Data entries
:::::

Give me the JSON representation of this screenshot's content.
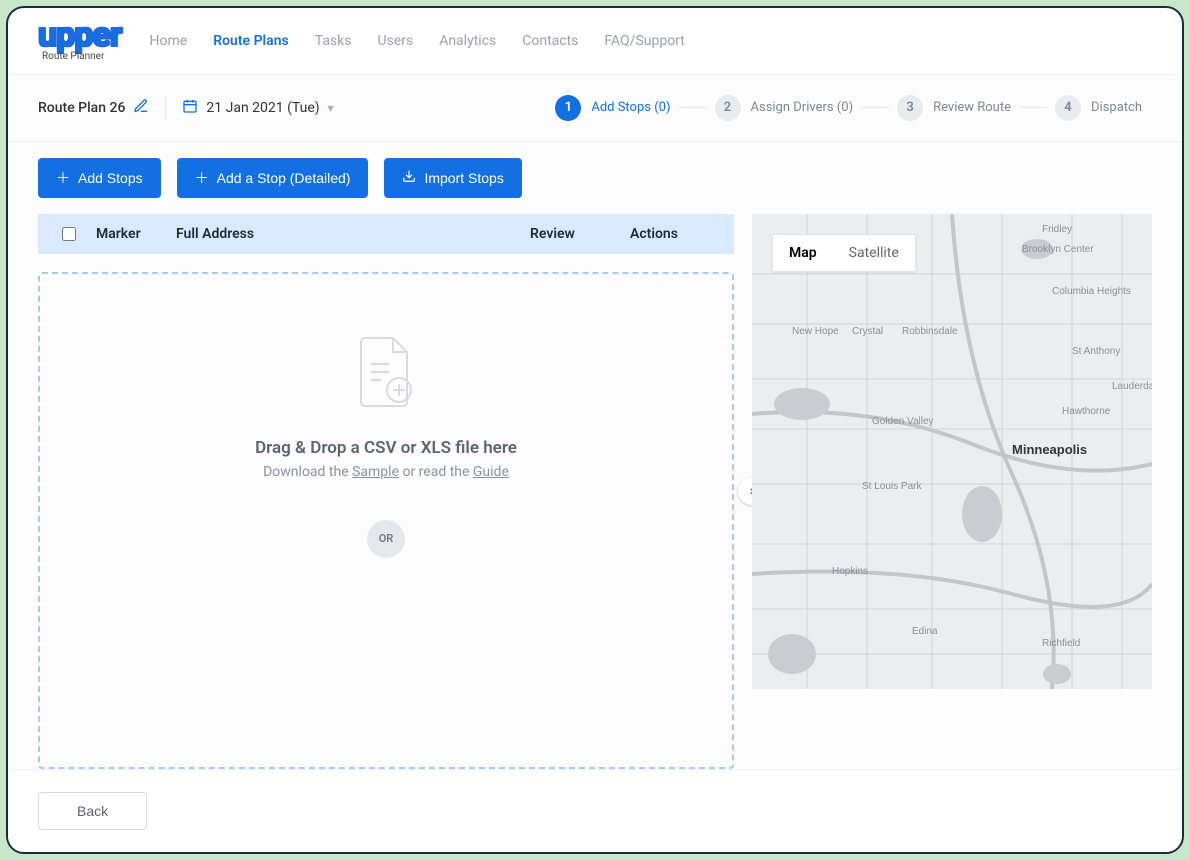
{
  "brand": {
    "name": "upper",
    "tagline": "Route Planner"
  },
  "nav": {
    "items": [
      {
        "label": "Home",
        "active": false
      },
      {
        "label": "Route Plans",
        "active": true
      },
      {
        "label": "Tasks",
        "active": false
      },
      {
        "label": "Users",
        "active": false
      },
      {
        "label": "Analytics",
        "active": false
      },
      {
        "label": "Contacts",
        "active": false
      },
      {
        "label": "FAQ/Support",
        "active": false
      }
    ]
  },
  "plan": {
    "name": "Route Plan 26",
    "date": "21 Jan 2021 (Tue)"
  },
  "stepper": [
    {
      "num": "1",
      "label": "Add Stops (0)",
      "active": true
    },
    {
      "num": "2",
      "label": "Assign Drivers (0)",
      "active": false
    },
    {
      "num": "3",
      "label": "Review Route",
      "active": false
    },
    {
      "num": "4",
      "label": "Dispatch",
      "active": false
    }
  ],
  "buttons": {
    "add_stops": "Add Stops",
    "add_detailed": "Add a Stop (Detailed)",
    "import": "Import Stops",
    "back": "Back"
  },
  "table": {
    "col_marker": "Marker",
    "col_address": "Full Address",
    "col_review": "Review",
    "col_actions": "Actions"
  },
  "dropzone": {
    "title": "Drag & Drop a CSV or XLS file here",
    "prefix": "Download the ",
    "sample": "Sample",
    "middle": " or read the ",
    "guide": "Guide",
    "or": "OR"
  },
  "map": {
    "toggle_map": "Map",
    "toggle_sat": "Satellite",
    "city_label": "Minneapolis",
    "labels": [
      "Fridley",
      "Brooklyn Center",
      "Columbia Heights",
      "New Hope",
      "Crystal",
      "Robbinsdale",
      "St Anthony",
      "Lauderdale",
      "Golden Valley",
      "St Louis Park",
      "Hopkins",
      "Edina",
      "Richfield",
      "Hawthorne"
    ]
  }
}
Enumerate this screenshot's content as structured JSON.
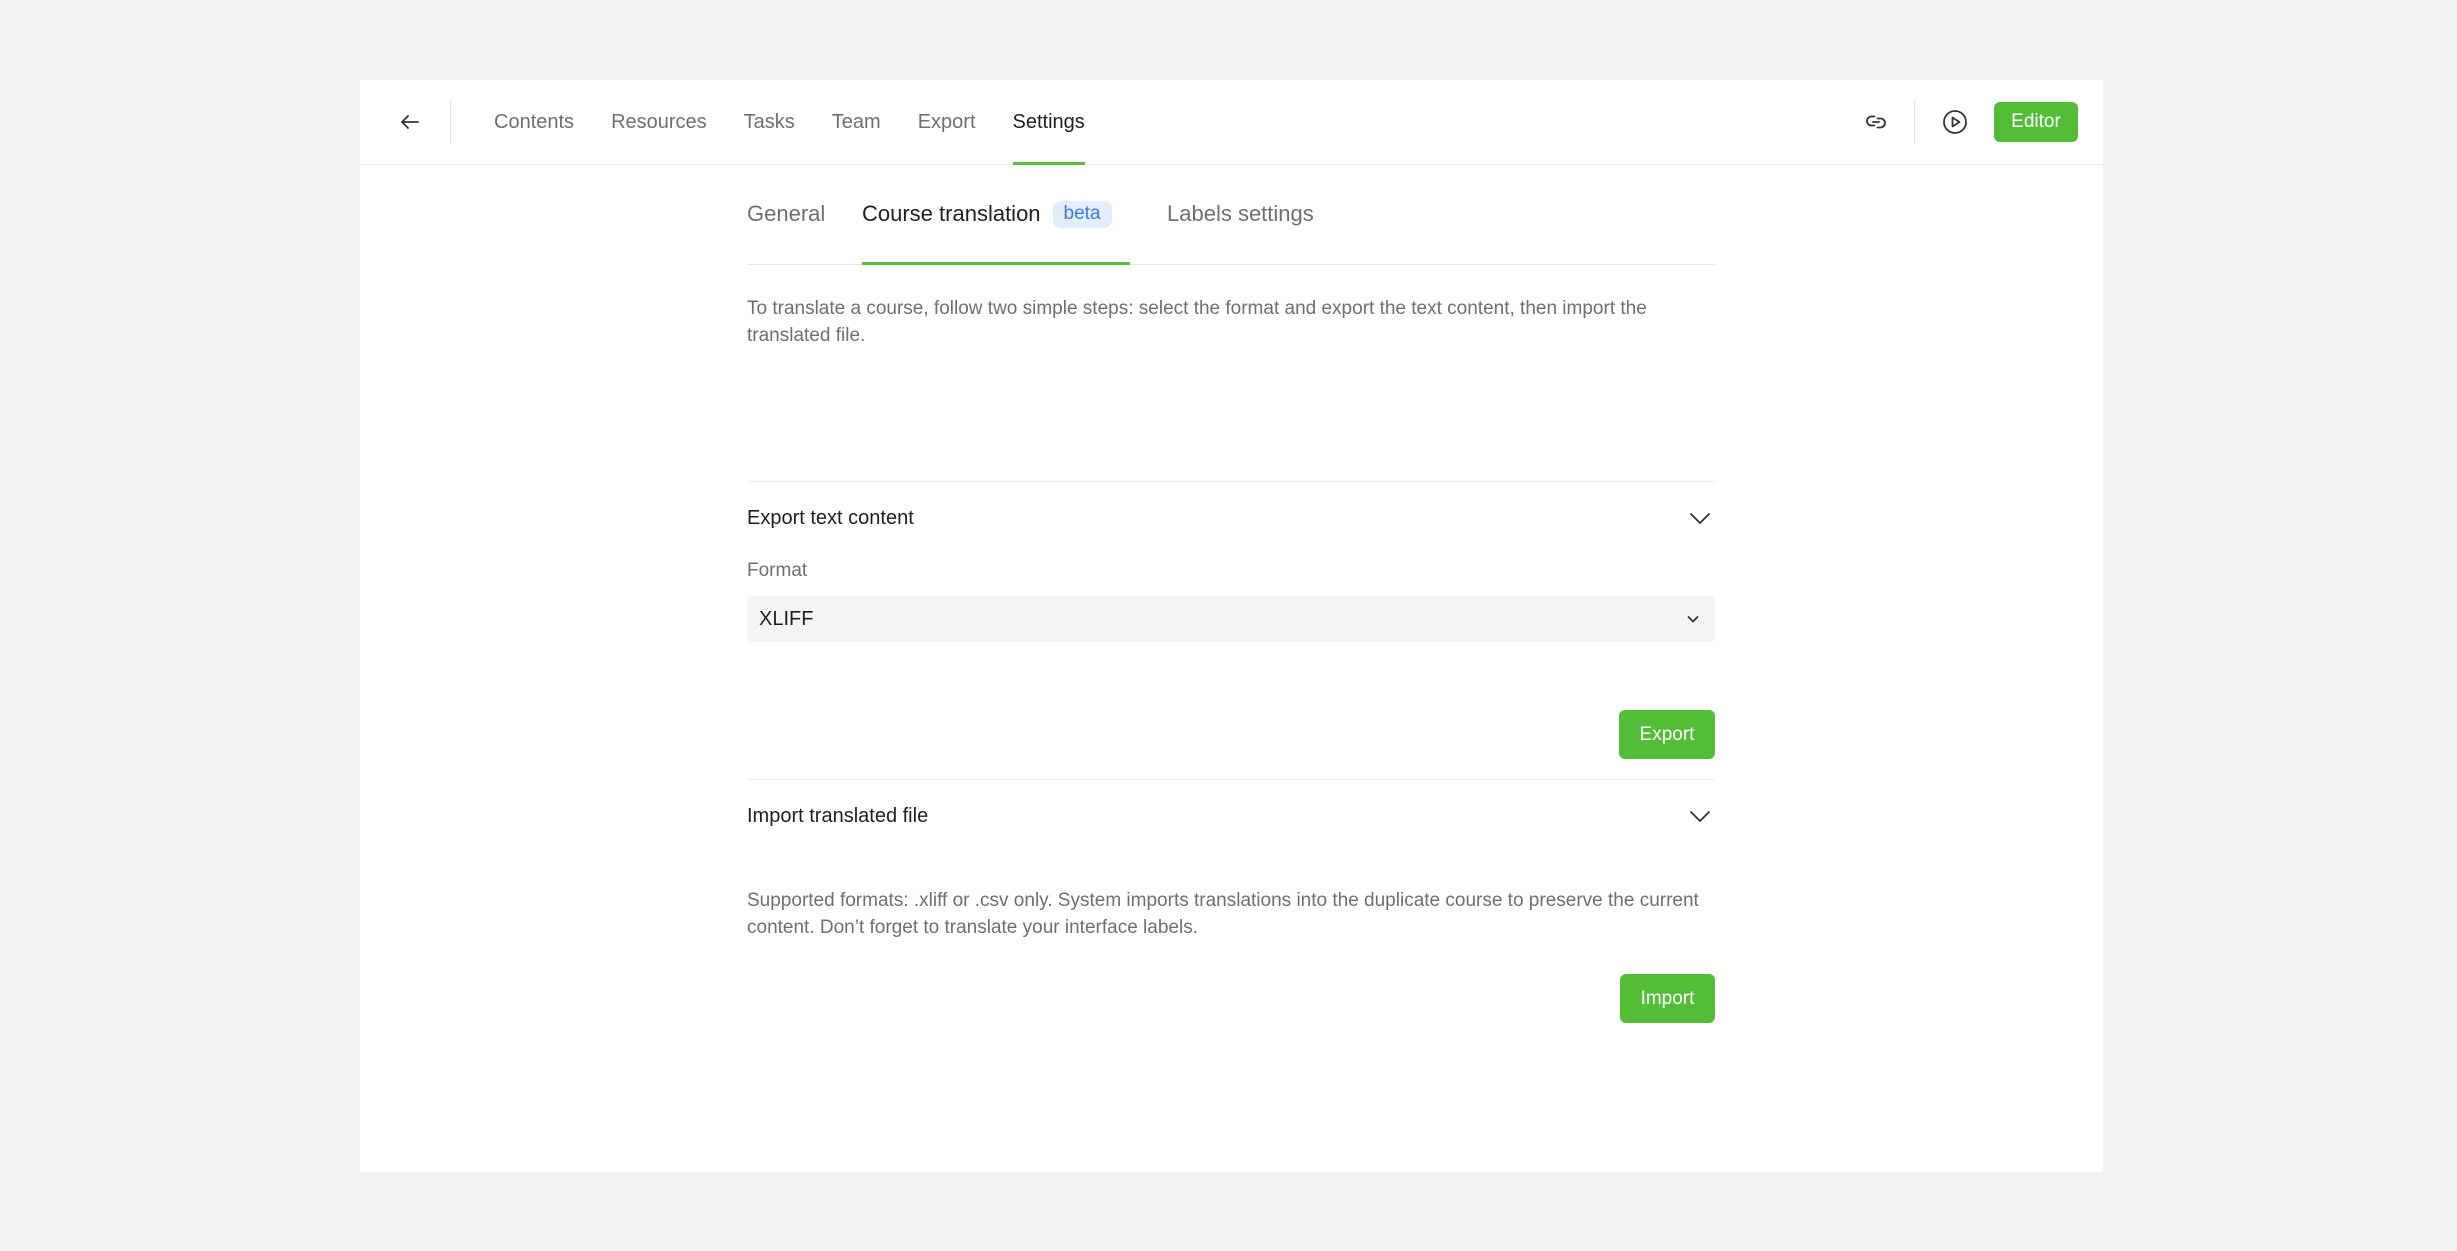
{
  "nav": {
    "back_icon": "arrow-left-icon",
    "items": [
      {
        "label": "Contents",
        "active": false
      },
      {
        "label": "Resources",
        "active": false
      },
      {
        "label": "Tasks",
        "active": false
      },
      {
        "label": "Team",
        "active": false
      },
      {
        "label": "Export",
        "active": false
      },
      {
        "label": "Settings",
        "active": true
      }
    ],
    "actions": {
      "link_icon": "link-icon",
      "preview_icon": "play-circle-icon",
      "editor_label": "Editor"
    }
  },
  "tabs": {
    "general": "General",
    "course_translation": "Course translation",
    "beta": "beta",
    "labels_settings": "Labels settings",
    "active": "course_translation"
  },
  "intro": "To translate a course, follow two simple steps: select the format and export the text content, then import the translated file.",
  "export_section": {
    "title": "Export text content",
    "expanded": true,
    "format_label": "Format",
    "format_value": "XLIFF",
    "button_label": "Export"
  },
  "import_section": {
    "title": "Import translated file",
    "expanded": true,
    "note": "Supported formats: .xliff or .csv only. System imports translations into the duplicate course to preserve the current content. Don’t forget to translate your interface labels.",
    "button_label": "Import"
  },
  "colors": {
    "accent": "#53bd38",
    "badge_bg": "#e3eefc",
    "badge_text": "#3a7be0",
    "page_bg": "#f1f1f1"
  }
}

:::::

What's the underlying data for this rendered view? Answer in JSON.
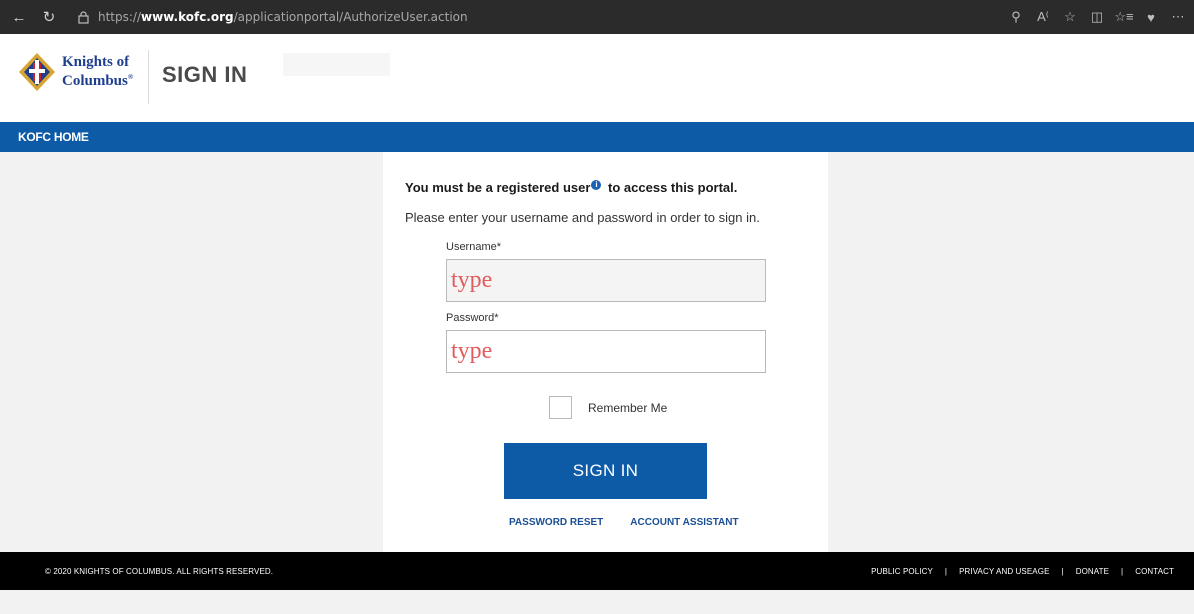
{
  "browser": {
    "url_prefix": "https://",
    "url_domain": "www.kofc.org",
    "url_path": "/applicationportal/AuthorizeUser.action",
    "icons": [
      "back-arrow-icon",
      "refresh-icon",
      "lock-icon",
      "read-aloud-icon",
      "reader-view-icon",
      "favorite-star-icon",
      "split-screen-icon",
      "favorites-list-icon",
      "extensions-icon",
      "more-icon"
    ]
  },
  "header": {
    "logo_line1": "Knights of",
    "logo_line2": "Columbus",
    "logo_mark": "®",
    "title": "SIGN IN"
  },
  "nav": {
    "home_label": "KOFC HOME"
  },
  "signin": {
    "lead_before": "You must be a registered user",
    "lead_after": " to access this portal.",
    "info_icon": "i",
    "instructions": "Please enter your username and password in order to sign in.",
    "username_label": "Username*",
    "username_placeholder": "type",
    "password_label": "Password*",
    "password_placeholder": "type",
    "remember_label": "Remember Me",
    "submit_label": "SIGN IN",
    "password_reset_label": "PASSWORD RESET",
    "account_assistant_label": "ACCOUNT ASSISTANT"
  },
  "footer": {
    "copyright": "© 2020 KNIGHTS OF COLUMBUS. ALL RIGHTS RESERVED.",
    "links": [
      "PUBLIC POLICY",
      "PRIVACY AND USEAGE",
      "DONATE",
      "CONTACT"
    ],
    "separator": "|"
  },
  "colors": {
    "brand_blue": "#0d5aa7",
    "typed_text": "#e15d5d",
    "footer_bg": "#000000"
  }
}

:::::

Problem to work on: Copy each line from the records above that includes the string "Stops".

Output for this exercise:
      "label": "Add Stops (0)",
    "add_stops": "Add Stops",
    "import": "Import Stops",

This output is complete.